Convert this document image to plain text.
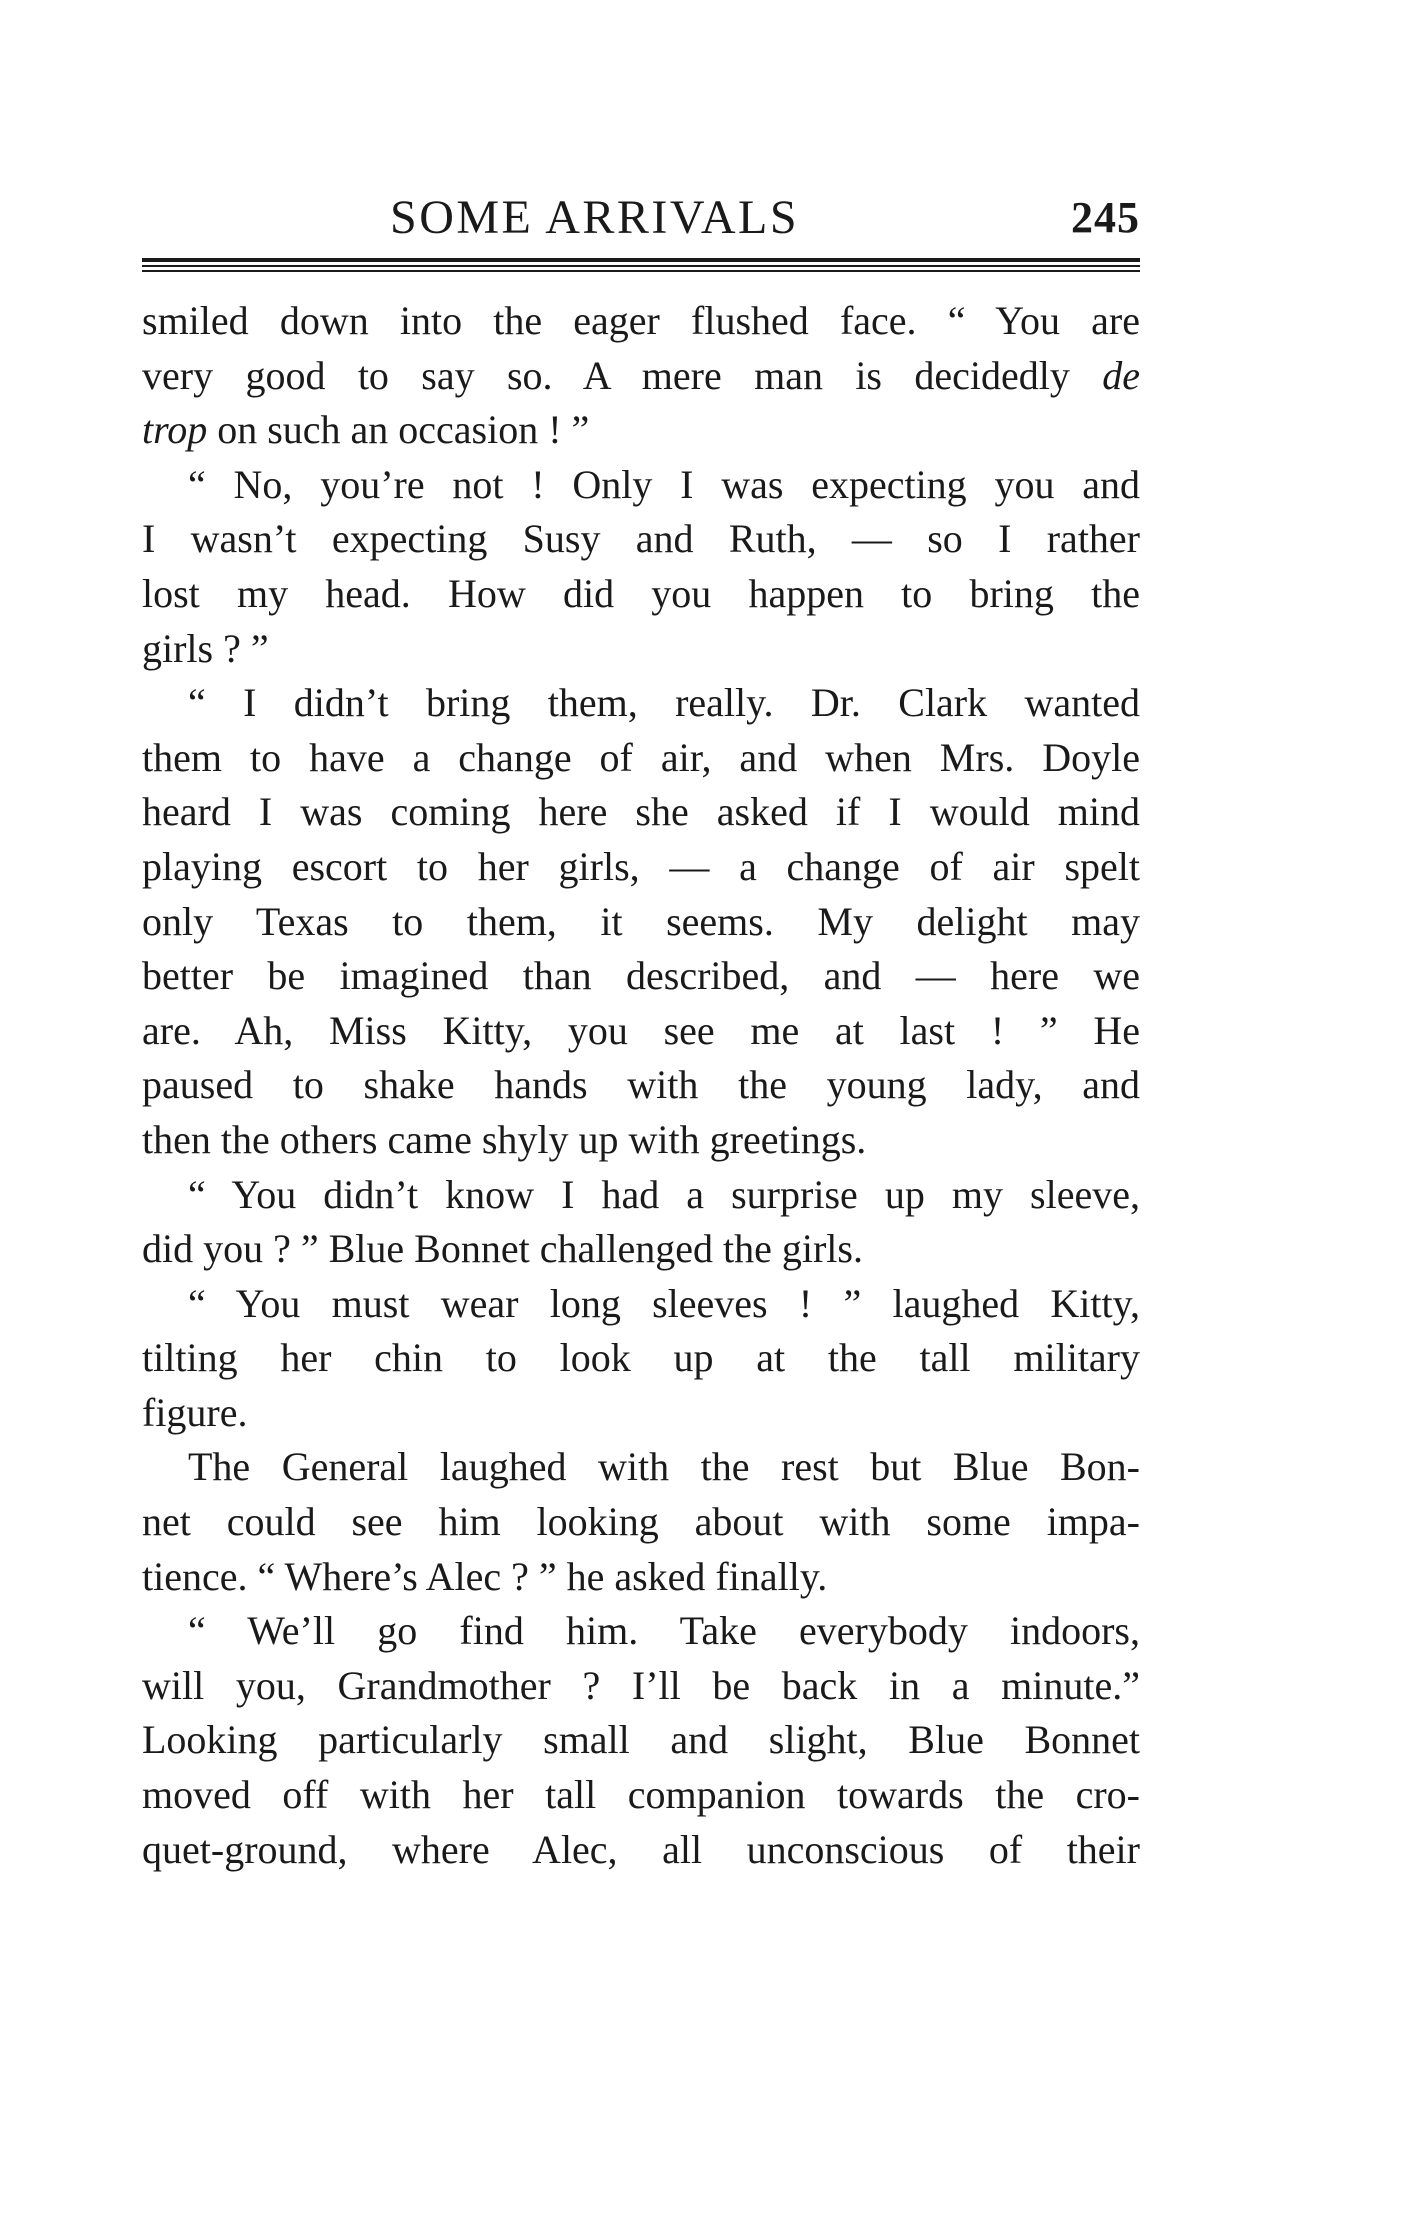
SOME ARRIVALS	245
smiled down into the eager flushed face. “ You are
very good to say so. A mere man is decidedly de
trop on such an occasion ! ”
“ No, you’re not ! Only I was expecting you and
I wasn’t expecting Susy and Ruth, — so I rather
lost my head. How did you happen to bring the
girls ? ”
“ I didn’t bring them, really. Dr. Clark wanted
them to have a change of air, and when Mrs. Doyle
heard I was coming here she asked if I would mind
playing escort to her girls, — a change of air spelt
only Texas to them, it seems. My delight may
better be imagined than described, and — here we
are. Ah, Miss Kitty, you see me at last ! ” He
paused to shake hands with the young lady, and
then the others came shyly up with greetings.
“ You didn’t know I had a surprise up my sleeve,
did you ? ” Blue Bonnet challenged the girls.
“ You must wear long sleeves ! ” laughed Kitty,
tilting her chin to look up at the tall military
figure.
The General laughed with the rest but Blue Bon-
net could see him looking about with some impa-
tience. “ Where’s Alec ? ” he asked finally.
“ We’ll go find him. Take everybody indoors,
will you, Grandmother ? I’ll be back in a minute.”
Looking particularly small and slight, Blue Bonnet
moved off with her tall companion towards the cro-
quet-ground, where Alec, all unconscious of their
• • • • • • •
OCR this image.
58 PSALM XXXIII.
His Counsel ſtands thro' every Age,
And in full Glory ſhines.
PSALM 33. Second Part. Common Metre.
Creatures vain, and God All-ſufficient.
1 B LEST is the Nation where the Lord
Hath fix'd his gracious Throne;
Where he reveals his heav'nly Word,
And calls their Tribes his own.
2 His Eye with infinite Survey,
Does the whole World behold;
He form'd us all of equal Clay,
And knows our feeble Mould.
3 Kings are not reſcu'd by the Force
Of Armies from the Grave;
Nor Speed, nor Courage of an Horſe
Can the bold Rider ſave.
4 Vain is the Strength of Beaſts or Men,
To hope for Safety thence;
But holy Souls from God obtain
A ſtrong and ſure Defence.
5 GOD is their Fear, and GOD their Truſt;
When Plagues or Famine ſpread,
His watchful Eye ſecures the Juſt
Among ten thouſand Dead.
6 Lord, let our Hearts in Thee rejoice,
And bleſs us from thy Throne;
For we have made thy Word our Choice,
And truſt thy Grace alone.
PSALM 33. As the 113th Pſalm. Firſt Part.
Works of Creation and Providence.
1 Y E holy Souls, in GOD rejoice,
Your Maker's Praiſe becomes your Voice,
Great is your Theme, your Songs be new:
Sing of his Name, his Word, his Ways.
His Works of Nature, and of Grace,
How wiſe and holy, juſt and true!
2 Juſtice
• • • • • • •
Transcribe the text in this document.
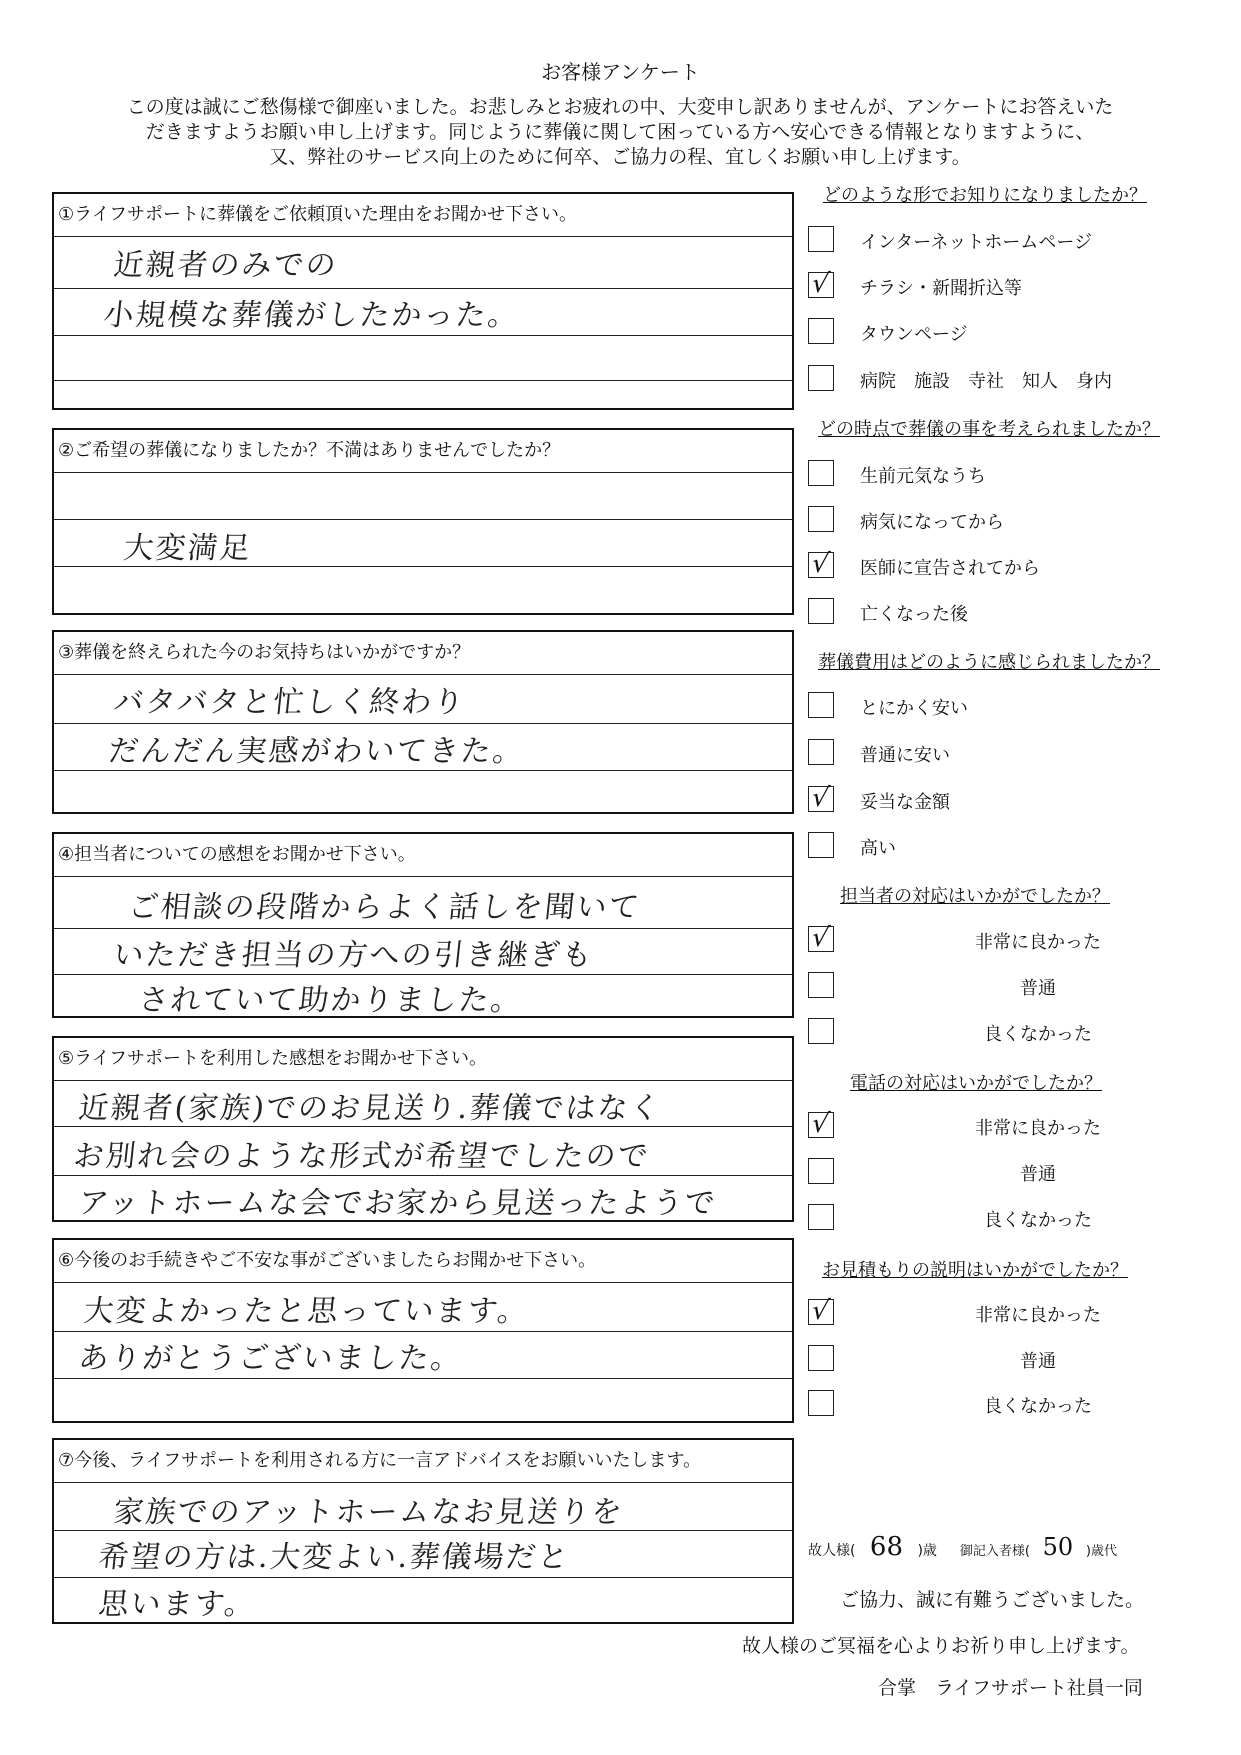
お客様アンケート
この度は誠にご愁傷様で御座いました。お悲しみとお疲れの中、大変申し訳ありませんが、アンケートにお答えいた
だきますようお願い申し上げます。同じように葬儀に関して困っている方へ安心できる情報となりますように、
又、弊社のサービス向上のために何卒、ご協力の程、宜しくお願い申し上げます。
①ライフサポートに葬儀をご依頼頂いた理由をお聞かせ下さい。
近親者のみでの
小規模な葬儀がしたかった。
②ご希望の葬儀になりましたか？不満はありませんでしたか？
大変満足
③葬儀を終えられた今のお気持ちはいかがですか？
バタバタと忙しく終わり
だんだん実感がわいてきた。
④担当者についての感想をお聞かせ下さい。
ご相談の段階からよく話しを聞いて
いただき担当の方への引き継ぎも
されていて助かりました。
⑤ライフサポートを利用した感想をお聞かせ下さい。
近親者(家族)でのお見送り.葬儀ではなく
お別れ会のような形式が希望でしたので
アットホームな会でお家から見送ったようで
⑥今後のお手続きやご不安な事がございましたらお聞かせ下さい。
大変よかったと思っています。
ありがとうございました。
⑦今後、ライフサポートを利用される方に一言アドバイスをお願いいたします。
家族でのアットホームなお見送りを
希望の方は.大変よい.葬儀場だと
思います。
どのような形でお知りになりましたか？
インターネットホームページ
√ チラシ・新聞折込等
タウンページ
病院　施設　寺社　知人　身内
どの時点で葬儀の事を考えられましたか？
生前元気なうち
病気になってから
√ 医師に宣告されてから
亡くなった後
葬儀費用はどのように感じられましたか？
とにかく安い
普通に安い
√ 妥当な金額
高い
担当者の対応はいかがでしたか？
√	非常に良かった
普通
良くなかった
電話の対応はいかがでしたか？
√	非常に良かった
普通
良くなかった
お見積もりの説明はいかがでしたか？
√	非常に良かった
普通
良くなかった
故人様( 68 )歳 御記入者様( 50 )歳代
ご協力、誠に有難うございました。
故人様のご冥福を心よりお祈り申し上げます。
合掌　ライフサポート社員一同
• • • • • • •
* _Work to complete_
Your task is to list each line of the records with the word "have".

* _Written solution_
them to have a change of air, and when Mrs. Doyle
For we have made thy Word our Choice,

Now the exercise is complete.